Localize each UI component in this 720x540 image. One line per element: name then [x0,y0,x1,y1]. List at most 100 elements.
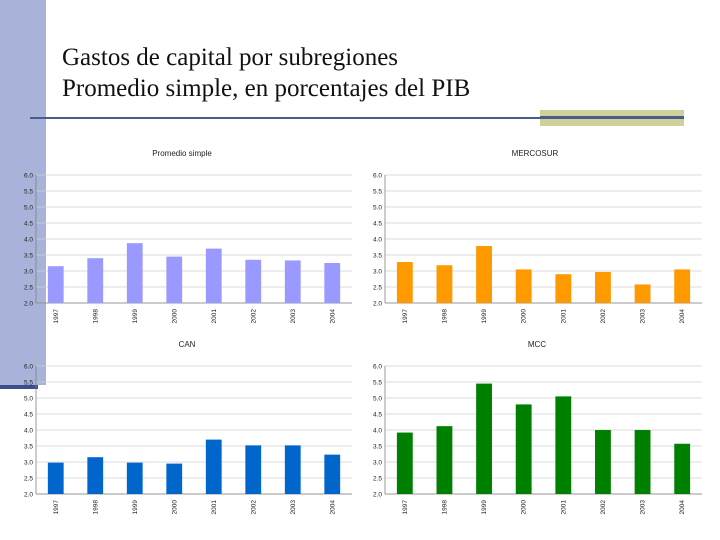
x-tick-label: 1999 [481,500,488,515]
x-tick-label: 2000 [521,500,528,515]
x-tick-label: 1999 [132,309,139,324]
y-tick-label: 2.5 [373,476,382,483]
bar [476,383,492,494]
bar [126,462,143,494]
slide-left-accent-bar [0,0,46,385]
bar [205,248,222,303]
bar [284,445,301,494]
bar [436,265,453,303]
x-tick-label: 2003 [290,500,297,515]
y-tick-label: 5.0 [373,396,382,403]
x-tick-label: 1998 [92,309,99,324]
slide-title-line-1: Gastos de capital por subregiones [62,44,399,71]
bar [515,404,532,494]
x-tick-label: 2001 [211,500,218,515]
bar [396,432,413,494]
chart-1: MERCOSUR 6.0 5.5 5.0 4.5 4.0 3.5 3.0 2.5 2.0 1997 1… [373,149,702,323]
x-tick-label: 2000 [171,309,178,324]
bar [245,445,262,494]
slide-title: Gastos de capital por subregiones Promed… [62,42,702,104]
x-tick-label: 1997 [402,500,409,515]
x-tick-label: 1997 [53,500,60,515]
y-tick-label: 3.0 [24,269,33,276]
y-tick-label: 4.0 [373,237,382,244]
y-tick-label: 5.5 [373,189,382,196]
y-tick-label: 2.5 [373,285,382,292]
y-tick-label: 3.5 [373,253,382,260]
y-tick-label: 4.5 [24,412,33,419]
y-tick-label: 3.0 [373,269,382,276]
chart-title: CAN [179,340,196,349]
y-tick-label: 5.5 [373,380,382,387]
x-tick-label: 1997 [53,309,60,324]
y-tick-label: 4.0 [24,237,33,244]
y-tick-label: 5.0 [373,205,382,212]
x-tick-label: 2002 [600,500,607,515]
bar [396,262,413,303]
bar [595,271,611,303]
x-tick-label: 1999 [481,309,488,324]
bar [476,246,492,303]
x-tick-label: 2001 [560,500,567,515]
y-tick-label: 2.0 [24,492,33,499]
y-tick-label: 4.5 [373,221,382,228]
x-tick-label: 2004 [329,309,336,324]
x-tick-label: 2002 [250,309,257,324]
bar [674,443,691,494]
bar [555,274,572,303]
bar [87,258,104,303]
y-tick-label: 3.5 [24,253,33,260]
y-tick-label: 6.0 [373,173,382,180]
x-tick-label: 2002 [250,500,257,515]
bar [634,430,651,494]
y-tick-label: 2.5 [24,476,33,483]
bar [674,269,691,303]
y-tick-label: 6.0 [24,364,33,371]
bar [555,396,572,494]
chart-title: Promedio simple [152,149,212,158]
x-tick-label: 2004 [679,309,686,324]
x-tick-label: 2004 [679,500,686,515]
chart-3: MCC 6.0 5.5 5.0 4.5 4.0 3.5 3.0 2.5 2.0 1997 1998 19… [373,340,702,514]
y-tick-label: 5.5 [24,189,33,196]
y-tick-label: 5.0 [24,396,33,403]
chart-2: CAN 6.0 5.5 5.0 4.5 4.0 3.5 3.0 2.5 2.0 1997 1998 19… [24,340,352,514]
slide-title-line-2: Promedio simple, en porcentajes del PIB [62,75,471,102]
y-tick-label: 4.5 [24,221,33,228]
y-tick-label: 2.0 [24,301,33,308]
y-tick-label: 6.0 [24,173,33,180]
slide-left-accent-mark [0,385,38,389]
y-tick-label: 2.5 [24,285,33,292]
bar [284,260,301,303]
bar [634,284,651,303]
chart-0: Promedio simple 6.0 5.5 5.0 4.5 4.0 3.5 3.0 2.5 2… [24,149,352,323]
x-tick-label: 2003 [640,309,647,324]
bar [47,266,64,303]
y-tick-label: 2.0 [373,492,382,499]
x-tick-label: 2003 [640,500,647,515]
x-tick-label: 1999 [132,500,139,515]
y-tick-label: 2.0 [373,301,382,308]
x-tick-label: 2003 [290,309,297,324]
y-tick-label: 4.0 [24,428,33,435]
x-tick-label: 2001 [211,309,218,324]
bar [245,259,262,303]
x-tick-label: 2000 [521,309,528,324]
x-tick-label: 2000 [171,500,178,515]
x-tick-label: 2001 [560,309,567,324]
bar [324,454,341,494]
y-tick-label: 4.5 [373,412,382,419]
chart-title: MERCOSUR [512,149,559,158]
y-tick-label: 6.0 [373,364,382,371]
x-tick-label: 1997 [402,309,409,324]
bar [515,269,532,303]
y-tick-label: 3.5 [24,444,33,451]
bar [595,430,611,494]
title-rule [30,117,684,119]
y-tick-label: 3.5 [373,444,382,451]
bar [166,256,183,303]
y-tick-label: 3.0 [24,460,33,467]
chart-title: MCC [528,340,546,349]
bar [205,439,222,494]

- - -

> [CHALLENGE]: Recast all of the material above as a Markdown table with the columns Row and Line, giving each line its number and its text. Skip blank lines and leave out the pictures.

> [WORKED ANSWER]:
| Row | Line |
|---|---|
| 1 | Localize each UI component in this 720x540 image. One line per element: name then [x0,y0,x1,y1]. List at most 100 elements. |
| 2 | x-tick-label: 1999 [481,500,488,515] |
| 3 | x-tick-label: 2000 [521,500,528,515] |
| 4 | x-tick-label: 1999 [132,309,139,324] |
| 5 | y-tick-label: 2.5 [373,476,382,483] |
| 6 | bar [476,383,492,494] |
| 7 | bar [126,462,143,494] |
| 8 | slide-left-accent-bar [0,0,46,385] |
| 9 | bar [205,248,222,303] |
| 10 | bar [284,445,301,494] |
| 11 | bar [436,265,453,303] |
| 12 | x-tick-label: 2003 [290,500,297,515] |
| 13 | y-tick-label: 5.0 [373,396,382,403] |
| 14 | x-tick-label: 1998 [92,309,99,324] |
| 15 | slide-title-line-1: Gastos de capital por subregiones [62,44,399,71] |
| 16 | bar [515,404,532,494] |
| 17 | x-tick-label: 2001 [211,500,218,515] |
| 18 | bar [396,432,413,494] |
| 19 | chart-1: MERCOSUR 6.0 5.5 5.0 4.5 4.0 3.5 3.0 2.5 2.0 1997 1… [373,149,702,323] |
| 20 | x-tick-label: 2000 [171,309,178,324] |
| 21 | bar [245,445,262,494] |
| 22 | slide-title: Gastos de capital por subregiones Promed… [62,42,702,104] |
| 23 | x-tick-label: 1997 [402,500,409,515] |
| 24 | x-tick-label: 1997 [53,500,60,515] |
| 25 | y-tick-label: 3.0 [24,269,33,276] |
| 26 | y-tick-label: 4.0 [373,237,382,244] |
| 27 | y-tick-label: 5.5 [373,189,382,196] |
| 28 | y-tick-label: 2.5 [373,285,382,292] |
| 29 | y-tick-label: 3.5 [373,253,382,260] |
| 30 | y-tick-label: 4.5 [24,412,33,419] |
| 31 | y-tick-label: 3.0 [373,269,382,276] |
| 32 | chart-title: CAN [179,340,196,349] |
| 33 | y-tick-label: 5.5 [373,380,382,387] |
| 34 | x-tick-label: 1997 [53,309,60,324] |
| 35 | y-tick-label: 4.0 [24,237,33,244] |
| 36 | y-tick-label: 5.0 [373,205,382,212] |
| 37 | x-tick-label: 2002 [600,500,607,515] |
| 38 | bar [396,262,413,303] |
| 39 | bar [595,271,611,303] |
| 40 | x-tick-label: 1999 [481,309,488,324] |
| 41 | bar [476,246,492,303] |
| 42 | x-tick-label: 2001 [560,500,567,515] |
| 43 | y-tick-label: 2.0 [24,492,33,499] |
| 44 | y-tick-label: 4.5 [373,221,382,228] |
| 45 | x-tick-label: 2004 [329,309,336,324] |
| 46 | x-tick-label: 2002 [250,309,257,324] |
| 47 | bar [674,443,691,494] |
| 48 | bar [555,274,572,303] |
| 49 | bar [87,258,104,303] |
| 50 | y-tick-label: 3.5 [24,253,33,260] |
| 51 | y-tick-label: 6.0 [373,173,382,180] |
| 52 | x-tick-label: 2002 [250,500,257,515] |
| 53 | bar [634,430,651,494] |
| 54 | y-tick-label: 2.5 [24,476,33,483] |
| 55 | bar [674,269,691,303] |
| 56 | y-tick-label: 6.0 [24,364,33,371] |
| 57 | bar [555,396,572,494] |
| 58 | chart-title: Promedio simple [152,149,212,158] |
| 59 | x-tick-label: 2004 [679,309,686,324] |
| 60 | x-tick-label: 2004 [679,500,686,515] |
| 61 | chart-3: MCC 6.0 5.5 5.0 4.5 4.0 3.5 3.0 2.5 2.0 1997 1998 19… [373,340,702,514] |
| 62 | y-tick-label: 5.5 [24,189,33,196] |
| 63 | y-tick-label: 5.0 [24,396,33,403] |
| 64 | chart-2: CAN 6.0 5.5 5.0 4.5 4.0 3.5 3.0 2.5 2.0 1997 1998 19… [24,340,352,514] |
| 65 | slide-title-line-2: Promedio simple, en porcentajes del PIB [62,75,471,102] |
| 66 | y-tick-label: 4.5 [24,221,33,228] |
| 67 | y-tick-label: 2.0 [24,301,33,308] |
| 68 | y-tick-label: 6.0 [24,173,33,180] |
| 69 | slide-left-accent-mark [0,385,38,389] |
| 70 | y-tick-label: 2.5 [24,285,33,292] |
| 71 | bar [284,260,301,303] |
| 72 | bar [634,284,651,303] |
| 73 | chart-0: Promedio simple 6.0 5.5 5.0 4.5 4.0 3.5 3.0 2.5 2… [24,149,352,323] |
| 74 | x-tick-label: 2003 [640,309,647,324] |
| 75 | bar [47,266,64,303] |
| 76 | y-tick-label: 2.0 [373,492,382,499] |
| 77 | x-tick-label: 2003 [640,500,647,515] |
| 78 | x-tick-label: 1999 [132,500,139,515] |
| 79 | y-tick-label: 2.0 [373,301,382,308] |
| 80 | x-tick-label: 2003 [290,309,297,324] |
| 81 | y-tick-label: 4.0 [24,428,33,435] |
| 82 | x-tick-label: 2001 [211,309,218,324] |
| 83 | bar [245,259,262,303] |
| 84 | x-tick-label: 2000 [521,309,528,324] |
| 85 | x-tick-label: 2000 [171,500,178,515] |
| 86 | x-tick-label: 2001 [560,309,567,324] |
| 87 | bar [324,454,341,494] |
| 88 | y-tick-label: 4.5 [373,412,382,419] |
| 89 | chart-title: MERCOSUR [512,149,559,158] |
| 90 | y-tick-label: 6.0 [373,364,382,371] |
| 91 | x-tick-label: 1997 [402,309,409,324] |
| 92 | bar [515,269,532,303] |
| 93 | y-tick-label: 3.5 [24,444,33,451] |
| 94 | bar [595,430,611,494] |
| 95 | title-rule [30,117,684,119] |
| 96 | y-tick-label: 3.5 [373,444,382,451] |
| 97 | bar [166,256,183,303] |
| 98 | y-tick-label: 3.0 [24,460,33,467] |
| 99 | chart-title: MCC [528,340,546,349] |
| 100 | bar [205,439,222,494] |